*Your goal:* Reply with one number: how many lines contain the word "Village".

*Dataset extract:*
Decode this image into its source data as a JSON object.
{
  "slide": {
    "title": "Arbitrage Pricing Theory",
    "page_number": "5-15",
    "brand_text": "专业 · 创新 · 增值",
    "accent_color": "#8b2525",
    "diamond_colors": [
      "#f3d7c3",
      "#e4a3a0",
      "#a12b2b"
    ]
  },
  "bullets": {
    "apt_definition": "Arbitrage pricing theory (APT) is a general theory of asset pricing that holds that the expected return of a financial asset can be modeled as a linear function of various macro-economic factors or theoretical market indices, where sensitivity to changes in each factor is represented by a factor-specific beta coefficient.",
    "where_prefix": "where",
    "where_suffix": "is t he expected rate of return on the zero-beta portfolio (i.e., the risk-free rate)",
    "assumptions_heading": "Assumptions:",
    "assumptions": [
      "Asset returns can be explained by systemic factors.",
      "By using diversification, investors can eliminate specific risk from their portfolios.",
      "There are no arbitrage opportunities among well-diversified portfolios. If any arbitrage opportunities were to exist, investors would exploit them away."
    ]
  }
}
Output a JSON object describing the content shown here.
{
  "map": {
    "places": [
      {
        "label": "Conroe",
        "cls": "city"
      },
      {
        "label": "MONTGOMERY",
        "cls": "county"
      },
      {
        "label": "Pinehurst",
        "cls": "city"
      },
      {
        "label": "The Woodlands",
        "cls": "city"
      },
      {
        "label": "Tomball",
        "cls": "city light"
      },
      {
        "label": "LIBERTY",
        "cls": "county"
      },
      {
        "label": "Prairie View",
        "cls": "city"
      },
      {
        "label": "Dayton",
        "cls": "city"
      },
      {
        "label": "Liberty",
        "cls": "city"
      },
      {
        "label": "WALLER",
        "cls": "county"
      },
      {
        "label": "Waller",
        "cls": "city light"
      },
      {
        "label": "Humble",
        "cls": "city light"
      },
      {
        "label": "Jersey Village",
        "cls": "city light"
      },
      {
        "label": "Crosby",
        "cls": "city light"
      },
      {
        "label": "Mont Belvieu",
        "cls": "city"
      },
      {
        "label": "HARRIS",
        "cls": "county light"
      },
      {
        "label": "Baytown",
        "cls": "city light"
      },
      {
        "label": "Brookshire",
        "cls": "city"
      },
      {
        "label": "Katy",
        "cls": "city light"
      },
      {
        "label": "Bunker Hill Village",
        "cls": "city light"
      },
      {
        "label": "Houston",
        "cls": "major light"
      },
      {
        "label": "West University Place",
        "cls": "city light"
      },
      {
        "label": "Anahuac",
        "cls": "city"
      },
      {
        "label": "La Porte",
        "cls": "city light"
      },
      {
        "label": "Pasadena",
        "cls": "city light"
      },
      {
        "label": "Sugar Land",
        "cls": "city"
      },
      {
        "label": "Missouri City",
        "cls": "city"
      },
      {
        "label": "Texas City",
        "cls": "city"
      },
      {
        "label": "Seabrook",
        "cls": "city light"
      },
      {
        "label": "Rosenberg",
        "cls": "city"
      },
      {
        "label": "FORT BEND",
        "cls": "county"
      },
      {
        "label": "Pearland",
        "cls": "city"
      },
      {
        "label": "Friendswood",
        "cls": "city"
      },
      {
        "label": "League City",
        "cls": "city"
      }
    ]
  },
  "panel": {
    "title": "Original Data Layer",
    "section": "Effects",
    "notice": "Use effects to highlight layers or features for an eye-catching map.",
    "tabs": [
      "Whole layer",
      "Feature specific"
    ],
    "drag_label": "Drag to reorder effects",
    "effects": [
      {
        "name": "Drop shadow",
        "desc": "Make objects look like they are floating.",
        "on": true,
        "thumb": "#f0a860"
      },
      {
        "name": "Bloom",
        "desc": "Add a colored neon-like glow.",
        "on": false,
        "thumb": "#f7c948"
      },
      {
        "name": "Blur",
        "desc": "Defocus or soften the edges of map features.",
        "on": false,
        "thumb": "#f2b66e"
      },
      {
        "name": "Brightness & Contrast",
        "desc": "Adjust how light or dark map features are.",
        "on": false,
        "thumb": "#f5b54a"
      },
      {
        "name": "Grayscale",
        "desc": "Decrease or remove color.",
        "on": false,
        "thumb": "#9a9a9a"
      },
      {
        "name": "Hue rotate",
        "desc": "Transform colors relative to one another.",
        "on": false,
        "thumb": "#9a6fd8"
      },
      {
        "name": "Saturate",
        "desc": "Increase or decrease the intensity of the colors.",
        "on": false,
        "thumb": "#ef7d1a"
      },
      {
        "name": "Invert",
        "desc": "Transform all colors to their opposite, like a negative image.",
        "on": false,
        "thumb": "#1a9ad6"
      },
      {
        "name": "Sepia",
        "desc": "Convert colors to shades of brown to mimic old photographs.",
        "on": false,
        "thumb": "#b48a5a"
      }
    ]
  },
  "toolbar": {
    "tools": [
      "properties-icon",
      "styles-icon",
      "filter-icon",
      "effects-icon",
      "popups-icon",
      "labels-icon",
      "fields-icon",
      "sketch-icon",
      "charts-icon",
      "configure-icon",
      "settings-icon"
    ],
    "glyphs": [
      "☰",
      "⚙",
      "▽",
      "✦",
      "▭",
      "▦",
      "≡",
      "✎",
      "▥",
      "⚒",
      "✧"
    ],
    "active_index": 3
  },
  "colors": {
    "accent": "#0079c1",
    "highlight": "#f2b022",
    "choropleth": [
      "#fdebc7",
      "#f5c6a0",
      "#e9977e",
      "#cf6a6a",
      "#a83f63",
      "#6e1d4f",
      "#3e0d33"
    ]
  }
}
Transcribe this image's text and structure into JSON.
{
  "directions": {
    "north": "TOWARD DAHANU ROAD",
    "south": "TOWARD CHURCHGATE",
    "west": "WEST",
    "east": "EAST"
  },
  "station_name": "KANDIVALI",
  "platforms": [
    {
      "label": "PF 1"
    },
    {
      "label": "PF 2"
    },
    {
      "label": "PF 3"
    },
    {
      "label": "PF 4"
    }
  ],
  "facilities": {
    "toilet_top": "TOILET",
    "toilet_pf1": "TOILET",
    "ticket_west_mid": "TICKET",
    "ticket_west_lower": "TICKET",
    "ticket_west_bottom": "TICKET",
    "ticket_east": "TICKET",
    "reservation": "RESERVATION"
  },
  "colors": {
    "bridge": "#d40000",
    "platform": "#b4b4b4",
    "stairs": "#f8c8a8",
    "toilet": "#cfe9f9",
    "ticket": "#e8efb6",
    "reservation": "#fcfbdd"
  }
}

*Response:* 2